Debugging Metadata Format
Overview
The format is based on the ECMA-335 Partition II metadata standard. The physical layout of the data is described in the ECMA-335-II Chapter 24 and the Portable PDB debugging metadata format introduces no changes to the fundamental structure.
The ECMA-335-II standard is amended by an addition of the following tables to the “#~” metadata stream:
- Document
- MethodDebugInformation
- LocalScope
- LocalVariable
- LocalConstant
- ImportScope
- StateMachineMethod
- CustomDebugInformation
Debugging metadata tables may be embedded into type system metadata (and part of a PE file), or they may be stored separately in a metadata blob contained in a .pdb file. In the latter case additional information is included that connects the debugging metadata to the type system metadata.
Standalone debugging metadata
When debugging metadata is generated to a separate data blob "#Pdb" and "#~" streams shall be present. The standalone debugging metadata may also include #Guid, #String and #Blob heaps, which have the same physical layout but are distinct from the corresponding streams of the type system metadata.

-*-

## Tasks to perform
1. Please rewrite the records as a numbered list, leaving out any blank lines: begin at the first line of the records and stop after the line that contains "arabic-line: والشرايين تحمل".
2. Extend the text on the Portable PDB debugging metadata format, picking up right after its final sentence.

-*-

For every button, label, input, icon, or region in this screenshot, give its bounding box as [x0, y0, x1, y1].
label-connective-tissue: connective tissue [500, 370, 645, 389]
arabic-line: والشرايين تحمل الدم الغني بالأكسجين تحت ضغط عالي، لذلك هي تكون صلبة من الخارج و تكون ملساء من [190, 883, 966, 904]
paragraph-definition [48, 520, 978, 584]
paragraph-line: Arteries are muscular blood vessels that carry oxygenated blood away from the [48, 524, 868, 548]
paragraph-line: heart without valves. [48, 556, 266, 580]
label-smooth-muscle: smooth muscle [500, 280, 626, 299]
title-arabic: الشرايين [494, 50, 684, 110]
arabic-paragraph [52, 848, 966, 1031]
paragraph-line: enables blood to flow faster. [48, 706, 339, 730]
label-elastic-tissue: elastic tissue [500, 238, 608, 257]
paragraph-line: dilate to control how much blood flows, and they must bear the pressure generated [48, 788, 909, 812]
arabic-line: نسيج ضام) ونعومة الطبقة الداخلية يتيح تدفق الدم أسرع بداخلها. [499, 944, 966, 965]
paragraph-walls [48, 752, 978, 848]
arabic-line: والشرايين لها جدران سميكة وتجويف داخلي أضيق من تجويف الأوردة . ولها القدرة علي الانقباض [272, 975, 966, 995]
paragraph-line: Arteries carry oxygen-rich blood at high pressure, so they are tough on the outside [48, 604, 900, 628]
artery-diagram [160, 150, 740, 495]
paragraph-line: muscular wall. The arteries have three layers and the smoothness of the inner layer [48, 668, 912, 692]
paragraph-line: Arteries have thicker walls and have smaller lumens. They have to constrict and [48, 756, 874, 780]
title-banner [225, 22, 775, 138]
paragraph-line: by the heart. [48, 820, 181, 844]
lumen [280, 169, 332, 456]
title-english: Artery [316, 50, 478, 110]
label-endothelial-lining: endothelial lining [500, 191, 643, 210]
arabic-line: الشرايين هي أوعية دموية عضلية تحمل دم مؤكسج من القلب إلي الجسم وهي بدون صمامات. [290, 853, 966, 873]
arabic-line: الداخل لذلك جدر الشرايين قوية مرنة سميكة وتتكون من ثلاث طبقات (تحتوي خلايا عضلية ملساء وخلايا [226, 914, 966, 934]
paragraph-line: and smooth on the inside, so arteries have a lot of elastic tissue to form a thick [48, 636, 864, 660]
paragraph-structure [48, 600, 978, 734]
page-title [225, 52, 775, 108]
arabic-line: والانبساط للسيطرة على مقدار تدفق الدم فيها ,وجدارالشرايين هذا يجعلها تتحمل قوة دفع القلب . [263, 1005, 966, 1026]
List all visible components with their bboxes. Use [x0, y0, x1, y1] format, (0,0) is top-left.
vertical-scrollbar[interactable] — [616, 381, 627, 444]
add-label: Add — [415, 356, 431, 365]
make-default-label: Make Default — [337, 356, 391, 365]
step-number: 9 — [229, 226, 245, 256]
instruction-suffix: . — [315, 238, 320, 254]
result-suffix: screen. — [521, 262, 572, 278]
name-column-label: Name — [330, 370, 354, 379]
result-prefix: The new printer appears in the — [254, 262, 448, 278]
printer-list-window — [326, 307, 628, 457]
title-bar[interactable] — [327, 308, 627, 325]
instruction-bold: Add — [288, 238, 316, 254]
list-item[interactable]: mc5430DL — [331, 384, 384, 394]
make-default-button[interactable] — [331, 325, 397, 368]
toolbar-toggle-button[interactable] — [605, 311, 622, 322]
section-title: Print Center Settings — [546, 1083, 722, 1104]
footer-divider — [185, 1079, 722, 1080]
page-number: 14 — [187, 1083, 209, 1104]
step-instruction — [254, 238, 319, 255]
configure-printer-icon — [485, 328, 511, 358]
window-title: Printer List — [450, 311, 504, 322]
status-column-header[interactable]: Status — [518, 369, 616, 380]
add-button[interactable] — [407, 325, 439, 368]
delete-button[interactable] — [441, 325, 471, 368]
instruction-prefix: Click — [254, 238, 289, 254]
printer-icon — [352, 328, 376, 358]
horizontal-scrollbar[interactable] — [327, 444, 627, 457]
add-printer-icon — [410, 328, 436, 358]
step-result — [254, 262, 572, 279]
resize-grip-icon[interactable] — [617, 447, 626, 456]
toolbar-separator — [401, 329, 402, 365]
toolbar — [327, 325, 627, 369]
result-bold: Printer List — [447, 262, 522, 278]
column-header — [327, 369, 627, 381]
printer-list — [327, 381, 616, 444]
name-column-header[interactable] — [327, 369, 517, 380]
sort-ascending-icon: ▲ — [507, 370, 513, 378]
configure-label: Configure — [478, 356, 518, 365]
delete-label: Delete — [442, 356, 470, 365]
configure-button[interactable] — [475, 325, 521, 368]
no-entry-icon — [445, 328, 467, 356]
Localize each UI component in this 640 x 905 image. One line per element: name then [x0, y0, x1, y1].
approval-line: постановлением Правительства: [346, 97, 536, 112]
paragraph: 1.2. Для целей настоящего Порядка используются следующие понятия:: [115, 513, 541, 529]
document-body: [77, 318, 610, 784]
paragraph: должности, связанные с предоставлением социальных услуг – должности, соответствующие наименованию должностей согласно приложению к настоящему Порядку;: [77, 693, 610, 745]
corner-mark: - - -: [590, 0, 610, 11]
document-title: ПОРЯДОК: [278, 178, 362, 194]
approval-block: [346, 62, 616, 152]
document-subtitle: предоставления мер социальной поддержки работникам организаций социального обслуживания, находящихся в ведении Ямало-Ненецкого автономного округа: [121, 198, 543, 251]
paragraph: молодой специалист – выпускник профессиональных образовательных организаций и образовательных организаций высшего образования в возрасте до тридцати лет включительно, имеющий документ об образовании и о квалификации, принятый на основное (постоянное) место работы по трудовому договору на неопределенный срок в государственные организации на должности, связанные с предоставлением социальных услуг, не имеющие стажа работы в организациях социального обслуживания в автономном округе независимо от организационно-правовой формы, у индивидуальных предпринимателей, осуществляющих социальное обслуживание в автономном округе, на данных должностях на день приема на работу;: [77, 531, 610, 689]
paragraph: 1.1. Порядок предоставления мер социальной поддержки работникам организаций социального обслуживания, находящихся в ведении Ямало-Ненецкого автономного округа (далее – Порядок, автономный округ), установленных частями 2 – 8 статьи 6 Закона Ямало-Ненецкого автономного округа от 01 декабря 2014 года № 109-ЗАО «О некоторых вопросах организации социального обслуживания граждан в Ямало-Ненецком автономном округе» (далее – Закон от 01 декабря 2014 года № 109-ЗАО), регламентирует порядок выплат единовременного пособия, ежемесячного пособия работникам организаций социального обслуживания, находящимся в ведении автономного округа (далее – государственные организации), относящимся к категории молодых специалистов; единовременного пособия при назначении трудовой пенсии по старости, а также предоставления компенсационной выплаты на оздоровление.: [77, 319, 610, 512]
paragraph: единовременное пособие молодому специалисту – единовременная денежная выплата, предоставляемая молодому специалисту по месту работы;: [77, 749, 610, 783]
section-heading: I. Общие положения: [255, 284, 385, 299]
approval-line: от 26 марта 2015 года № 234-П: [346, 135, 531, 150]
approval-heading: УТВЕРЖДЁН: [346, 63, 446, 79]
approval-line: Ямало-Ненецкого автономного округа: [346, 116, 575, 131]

-*-

## Final answers
1.
1. For every button, label, input, icon, or region in this screenshot, give its bounding box as [x0, y0, x1, y1].
2. label-connective-tissue: connective tissue [500, 370, 645, 389]
3. arabic-line: والشرايين تحمل الدم الغني بالأكسجين تحت ضغط عالي، لذلك هي تكون صلبة من الخارج و تكون ملساء من [190, 883, 966, 904]

2.
#Pdb stream
The #Pdb stream has the following structure:
Offset | Size | Field | Description |
---|---|---|---|
0 | 20 | PDB id | A byte sequence uniquely representing the debugging metadata blob content. |
20 | 4 | EntryPoint | Entry point MethodDef token, or 0 if not applicable. The same value as stored in CLI header of the PE file. See ECMA-335-II 15.4.1.2. |
24 | 8 | ReferencedTypeSystemTables | Bit vector of referenced type system metadata tables, let n be the number of bits that are 1. |
32 | 4*n | TypeSystemTableRows | Array of n 4-byte unsigned integers indicating the number of rows for each referenced type system metadata table. |
#~ stream
"#~" stream shall only contain debugging information tables defined above.
References to heaps (strings, blobs, guids) are references to heaps of the debugging metadata. The sizes of references to type system tables are determined using the algorithm described in ECMA-335-II Chapter 24.2.6, except their respective row counts are found in TypeSystemTableRows field of the #Pdb stream.
Document Table: 0x30
The Document table has the following columns:
- Name (Blob heap index of document name blob)
- HashAlgorithm (Guid heap index)
- Hash (Blob heap index)
- Language (Guid heap index)
The table is not required to be sorted.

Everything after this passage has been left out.